Exactly repeat the material, dropping only the pictures.

Stored data
[start]

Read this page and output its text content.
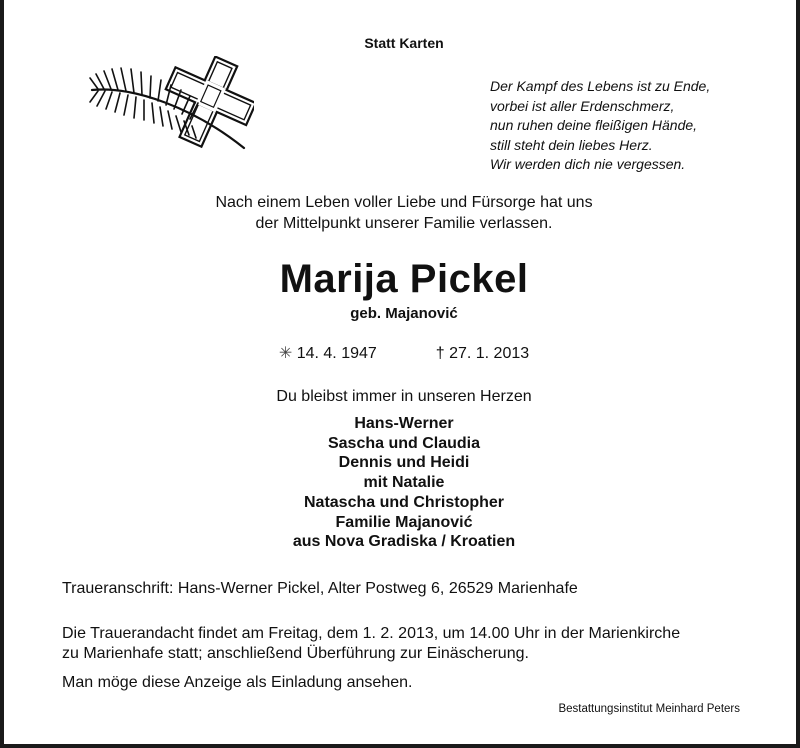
Statt Karten
Der Kampf des Lebens ist zu Ende,
vorbei ist aller Erdenschmerz,
nun ruhen deine fleißigen Hände,
still steht dein liebes Herz.
Wir werden dich nie vergessen.
Nach einem Leben voller Liebe und Fürsorge hat uns
der Mittelpunkt unserer Familie verlassen.
Marija Pickel
geb. Majanović
✳ 14. 4. 1947	† 27. 1. 2013
Du bleibst immer in unseren Herzen
Hans-Werner
Sascha und Claudia
Dennis und Heidi
mit Natalie
Natascha und Christopher
Familie Majanović
aus Nova Gradiska / Kroatien
Traueranschrift: Hans-Werner Pickel, Alter Postweg 6, 26529 Marienhafe
Die Trauerandacht findet am Freitag, dem 1. 2. 2013, um 14.00 Uhr in der Marienkirche
zu Marienhafe statt; anschließend Überführung zur Einäscherung.
Man möge diese Anzeige als Einladung ansehen.
Bestattungsinstitut Meinhard Peters
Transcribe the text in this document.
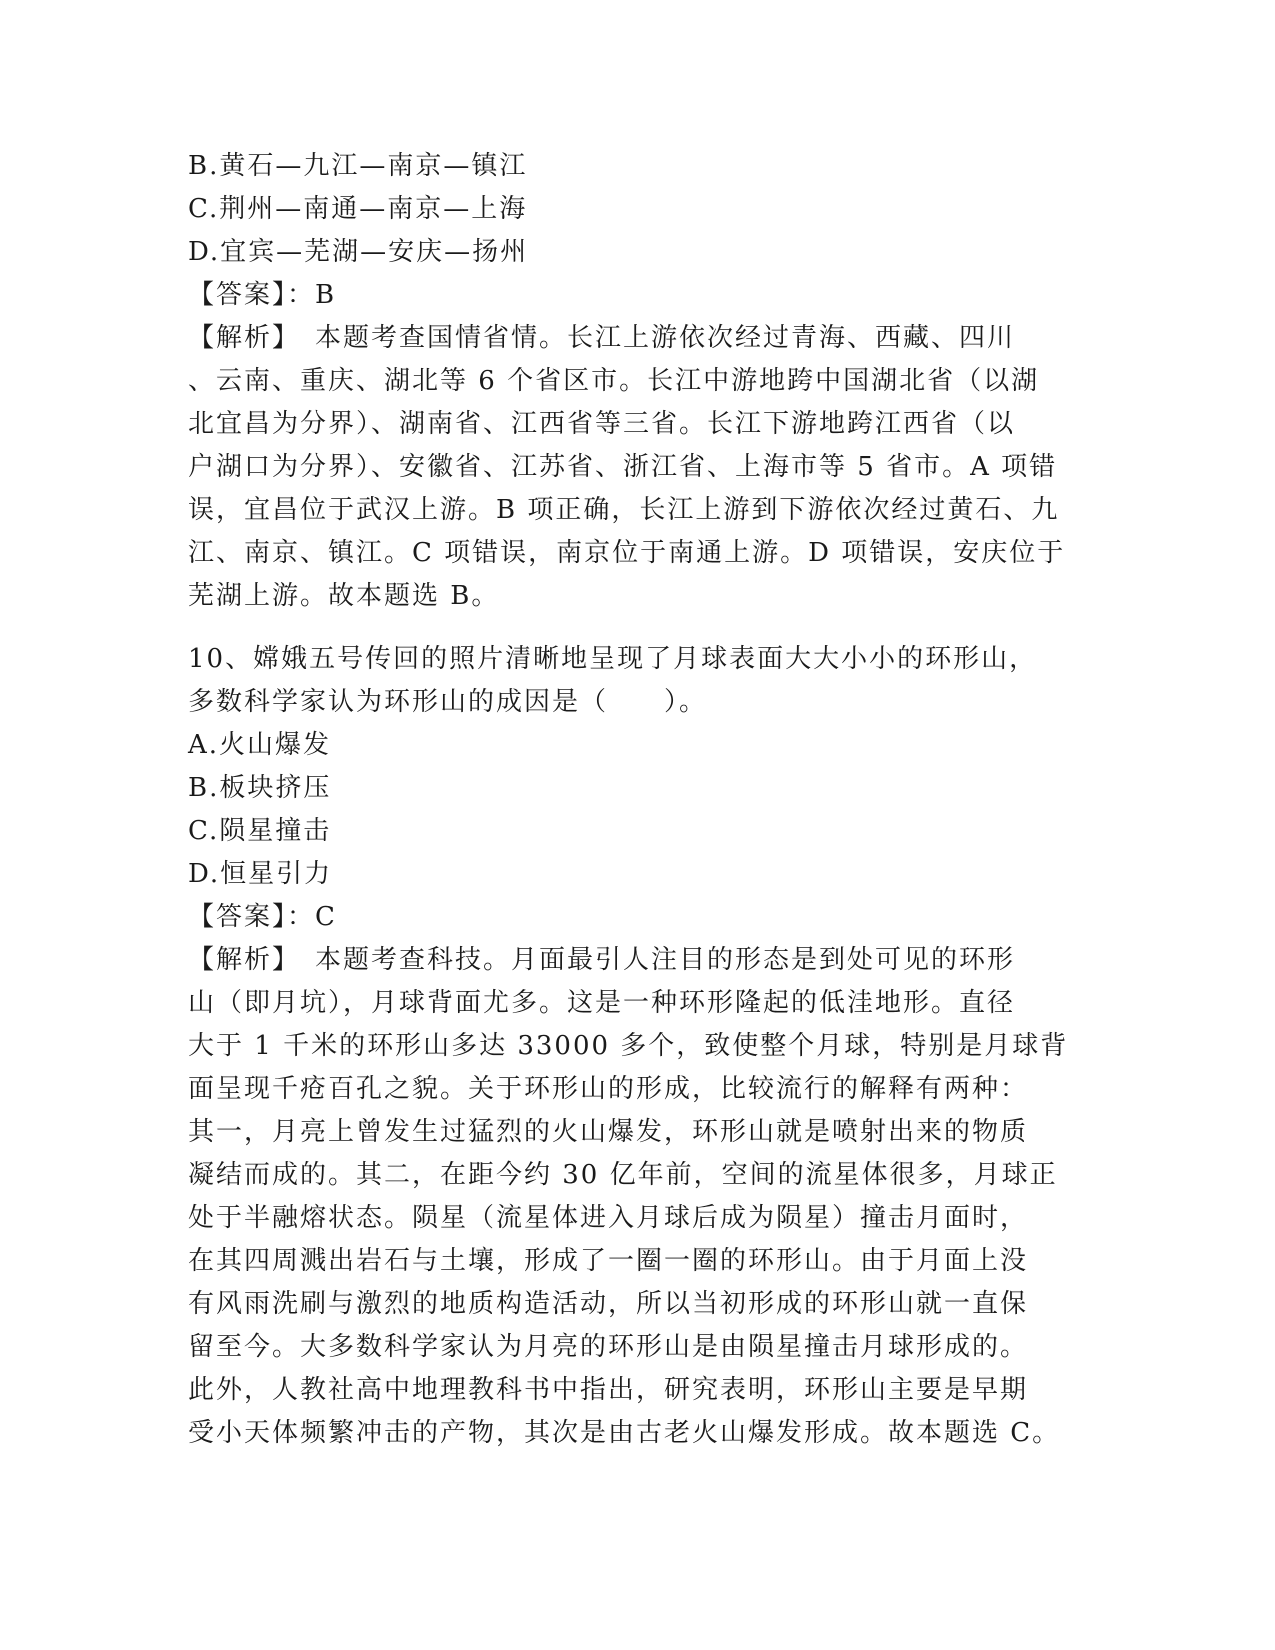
B.黄石—九江—南京—镇江
C.荆州—南通—南京—上海
D.宜宾—芜湖—安庆—扬州
【答案】：B
【解析】　本题考查国情省情。长江上游依次经过青海、西藏、四川
、云南、重庆、湖北等 6 个省区市。长江中游地跨中国湖北省（以湖
北宜昌为分界）、湖南省、江西省等三省。长江下游地跨江西省（以
户湖口为分界）、安徽省、江苏省、浙江省、上海市等 5 省市。A 项错
误，宜昌位于武汉上游。B 项正确，长江上游到下游依次经过黄石、九
江、南京、镇江。C 项错误，南京位于南通上游。D 项错误，安庆位于
芜湖上游。故本题选 B。
10、嫦娥五号传回的照片清晰地呈现了月球表面大大小小的环形山，
多数科学家认为环形山的成因是（　　）。
A.火山爆发
B.板块挤压
C.陨星撞击
D.恒星引力
【答案】：C
【解析】　本题考查科技。月面最引人注目的形态是到处可见的环形
山（即月坑），月球背面尤多。这是一种环形隆起的低洼地形。直径
大于 1 千米的环形山多达 33000 多个，致使整个月球，特别是月球背
面呈现千疮百孔之貌。关于环形山的形成，比较流行的解释有两种：
其一，月亮上曾发生过猛烈的火山爆发，环形山就是喷射出来的物质
凝结而成的。其二，在距今约 30 亿年前，空间的流星体很多，月球正
处于半融熔状态。陨星（流星体进入月球后成为陨星）撞击月面时，
在其四周溅出岩石与土壤，形成了一圈一圈的环形山。由于月面上没
有风雨洗刷与激烈的地质构造活动，所以当初形成的环形山就一直保
留至今。大多数科学家认为月亮的环形山是由陨星撞击月球形成的。
此外，人教社高中地理教科书中指出，研究表明，环形山主要是早期
受小天体频繁冲击的产物，其次是由古老火山爆发形成。故本题选 C。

[end]

** Result **
Read this page and output its text content.
Statt Karten
Der Kampf des Lebens ist zu Ende,
vorbei ist aller Erdenschmerz,
nun ruhen deine fleißigen Hände,
still steht dein liebes Herz.
Wir werden dich nie vergessen.
Nach einem Leben voller Liebe und Fürsorge hat uns
der Mittelpunkt unserer Familie verlassen.
Marija Pickel
geb. Majanović
✳ 14. 4. 1947	† 27. 1. 2013
Du bleibst immer in unseren Herzen
Hans-Werner
Sascha und Claudia
Dennis und Heidi
mit Natalie
Natascha und Christopher
Familie Majanović
aus Nova Gradiska / Kroatien
Traueranschrift: Hans-Werner Pickel, Alter Postweg 6, 26529 Marienhafe
Die Trauerandacht findet am Freitag, dem 1. 2. 2013, um 14.00 Uhr in der Marienkirche
zu Marienhafe statt; anschließend Überführung zur Einäscherung.
Man möge diese Anzeige als Einladung ansehen.
Bestattungsinstitut Meinhard Peters
Transcribe the text in this document.
B.黄石—九江—南京—镇江
C.荆州—南通—南京—上海
D.宜宾—芜湖—安庆—扬州
【答案】：B
【解析】　本题考查国情省情。长江上游依次经过青海、西藏、四川
、云南、重庆、湖北等 6 个省区市。长江中游地跨中国湖北省（以湖
北宜昌为分界）、湖南省、江西省等三省。长江下游地跨江西省（以
户湖口为分界）、安徽省、江苏省、浙江省、上海市等 5 省市。A 项错
误，宜昌位于武汉上游。B 项正确，长江上游到下游依次经过黄石、九
江、南京、镇江。C 项错误，南京位于南通上游。D 项错误，安庆位于
芜湖上游。故本题选 B。
10、嫦娥五号传回的照片清晰地呈现了月球表面大大小小的环形山，
多数科学家认为环形山的成因是（　　）。
A.火山爆发
B.板块挤压
C.陨星撞击
D.恒星引力
【答案】：C
【解析】　本题考查科技。月面最引人注目的形态是到处可见的环形
山（即月坑），月球背面尤多。这是一种环形隆起的低洼地形。直径
大于 1 千米的环形山多达 33000 多个，致使整个月球，特别是月球背
面呈现千疮百孔之貌。关于环形山的形成，比较流行的解释有两种：
其一，月亮上曾发生过猛烈的火山爆发，环形山就是喷射出来的物质
凝结而成的。其二，在距今约 30 亿年前，空间的流星体很多，月球正
处于半融熔状态。陨星（流星体进入月球后成为陨星）撞击月面时，
在其四周溅出岩石与土壤，形成了一圈一圈的环形山。由于月面上没
有风雨洗刷与激烈的地质构造活动，所以当初形成的环形山就一直保
留至今。大多数科学家认为月亮的环形山是由陨星撞击月球形成的。
此外，人教社高中地理教科书中指出，研究表明，环形山主要是早期
受小天体频繁冲击的产物，其次是由古老火山爆发形成。故本题选 C。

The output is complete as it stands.